*Material for this task*.
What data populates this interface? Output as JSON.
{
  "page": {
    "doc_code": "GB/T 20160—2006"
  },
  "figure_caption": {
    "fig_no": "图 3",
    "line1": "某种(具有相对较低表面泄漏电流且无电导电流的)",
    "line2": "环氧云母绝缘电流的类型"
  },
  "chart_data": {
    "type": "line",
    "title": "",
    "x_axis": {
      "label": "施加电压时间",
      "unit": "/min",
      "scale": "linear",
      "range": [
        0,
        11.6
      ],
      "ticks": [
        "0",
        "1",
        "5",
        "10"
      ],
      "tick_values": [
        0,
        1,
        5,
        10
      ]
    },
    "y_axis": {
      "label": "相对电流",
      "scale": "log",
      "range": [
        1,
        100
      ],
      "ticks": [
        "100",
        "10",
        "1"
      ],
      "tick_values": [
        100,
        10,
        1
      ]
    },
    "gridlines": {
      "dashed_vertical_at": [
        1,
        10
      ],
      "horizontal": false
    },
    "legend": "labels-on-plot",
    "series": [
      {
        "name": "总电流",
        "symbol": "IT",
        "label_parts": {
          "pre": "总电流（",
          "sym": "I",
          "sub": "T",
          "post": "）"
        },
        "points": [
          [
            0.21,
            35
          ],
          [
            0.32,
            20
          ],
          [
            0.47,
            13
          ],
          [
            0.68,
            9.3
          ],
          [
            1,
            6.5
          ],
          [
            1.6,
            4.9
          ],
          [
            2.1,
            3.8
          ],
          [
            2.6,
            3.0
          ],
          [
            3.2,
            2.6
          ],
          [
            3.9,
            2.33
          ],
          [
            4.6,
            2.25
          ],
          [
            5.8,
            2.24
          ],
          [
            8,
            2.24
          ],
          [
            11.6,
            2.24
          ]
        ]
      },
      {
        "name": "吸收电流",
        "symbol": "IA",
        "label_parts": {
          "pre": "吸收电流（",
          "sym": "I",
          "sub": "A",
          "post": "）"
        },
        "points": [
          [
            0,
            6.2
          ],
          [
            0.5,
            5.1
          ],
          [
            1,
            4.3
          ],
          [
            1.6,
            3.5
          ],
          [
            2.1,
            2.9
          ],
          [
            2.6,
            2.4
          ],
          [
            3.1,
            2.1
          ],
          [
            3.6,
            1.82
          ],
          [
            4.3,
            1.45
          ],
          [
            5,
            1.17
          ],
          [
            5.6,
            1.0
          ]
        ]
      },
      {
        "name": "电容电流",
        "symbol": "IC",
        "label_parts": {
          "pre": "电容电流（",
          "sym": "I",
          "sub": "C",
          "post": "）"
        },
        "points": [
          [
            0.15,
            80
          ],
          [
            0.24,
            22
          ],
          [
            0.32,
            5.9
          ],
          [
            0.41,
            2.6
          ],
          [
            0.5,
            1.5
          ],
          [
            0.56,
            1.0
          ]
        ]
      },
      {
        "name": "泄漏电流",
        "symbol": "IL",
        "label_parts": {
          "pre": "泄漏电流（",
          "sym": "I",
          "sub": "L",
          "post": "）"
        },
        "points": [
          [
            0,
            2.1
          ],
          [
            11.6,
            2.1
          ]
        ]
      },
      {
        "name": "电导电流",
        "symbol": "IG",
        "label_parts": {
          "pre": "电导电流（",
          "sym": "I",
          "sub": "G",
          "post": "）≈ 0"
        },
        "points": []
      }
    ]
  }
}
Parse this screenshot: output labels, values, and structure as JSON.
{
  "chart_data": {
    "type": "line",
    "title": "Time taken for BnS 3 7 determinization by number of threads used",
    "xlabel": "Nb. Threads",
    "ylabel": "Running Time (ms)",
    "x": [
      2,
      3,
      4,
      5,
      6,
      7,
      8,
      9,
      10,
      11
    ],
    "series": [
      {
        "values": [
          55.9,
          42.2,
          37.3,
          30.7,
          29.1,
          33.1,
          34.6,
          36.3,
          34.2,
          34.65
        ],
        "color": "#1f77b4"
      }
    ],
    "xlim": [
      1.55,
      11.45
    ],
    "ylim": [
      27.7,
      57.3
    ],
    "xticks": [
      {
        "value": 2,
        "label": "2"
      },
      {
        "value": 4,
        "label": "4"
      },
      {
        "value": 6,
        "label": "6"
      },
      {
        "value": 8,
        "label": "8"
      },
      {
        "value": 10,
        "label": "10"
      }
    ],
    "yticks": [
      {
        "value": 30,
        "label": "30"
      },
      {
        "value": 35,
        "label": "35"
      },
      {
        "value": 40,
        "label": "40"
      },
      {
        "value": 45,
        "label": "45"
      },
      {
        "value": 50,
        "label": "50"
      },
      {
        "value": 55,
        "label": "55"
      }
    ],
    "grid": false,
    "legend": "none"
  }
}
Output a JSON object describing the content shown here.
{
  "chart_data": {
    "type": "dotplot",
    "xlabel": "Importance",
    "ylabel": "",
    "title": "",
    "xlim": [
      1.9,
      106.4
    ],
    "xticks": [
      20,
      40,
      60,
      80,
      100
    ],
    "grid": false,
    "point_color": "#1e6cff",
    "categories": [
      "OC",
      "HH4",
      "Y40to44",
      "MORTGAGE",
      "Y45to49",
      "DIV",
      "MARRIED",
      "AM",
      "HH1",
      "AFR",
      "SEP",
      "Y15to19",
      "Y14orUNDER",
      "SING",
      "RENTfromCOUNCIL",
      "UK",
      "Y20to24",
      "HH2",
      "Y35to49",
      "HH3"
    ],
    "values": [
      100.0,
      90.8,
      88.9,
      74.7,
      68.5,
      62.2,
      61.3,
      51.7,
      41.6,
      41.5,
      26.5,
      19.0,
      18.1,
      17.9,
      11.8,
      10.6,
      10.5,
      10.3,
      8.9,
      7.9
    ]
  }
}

*Short task*. Reproduce exactly the line that holds "Output a JSON", then every line after it, ending with the final line of the records above.

*Task output*.
Output a JSON object describing the content shown here.
{
  "chart_data": {
    "type": "dotplot",
    "xlabel": "Importance",
    "ylabel": "",
    "title": "",
    "xlim": [
      1.9,
      106.4
    ],
    "xticks": [
      20,
      40,
      60,
      80,
      100
    ],
    "grid": false,
    "point_color": "#1e6cff",
    "categories": [
      "OC",
      "HH4",
      "Y40to44",
      "MORTGAGE",
      "Y45to49",
      "DIV",
      "MARRIED",
      "AM",
      "HH1",
      "AFR",
      "SEP",
      "Y15to19",
      "Y14orUNDER",
      "SING",
      "RENTfromCOUNCIL",
      "UK",
      "Y20to24",
      "HH2",
      "Y35to49",
      "HH3"
    ],
    "values": [
      100.0,
      90.8,
      88.9,
      74.7,
      68.5,
      62.2,
      61.3,
      51.7,
      41.6,
      41.5,
      26.5,
      19.0,
      18.1,
      17.9,
      11.8,
      10.6,
      10.5,
      10.3,
      8.9,
      7.9
    ]
  }
}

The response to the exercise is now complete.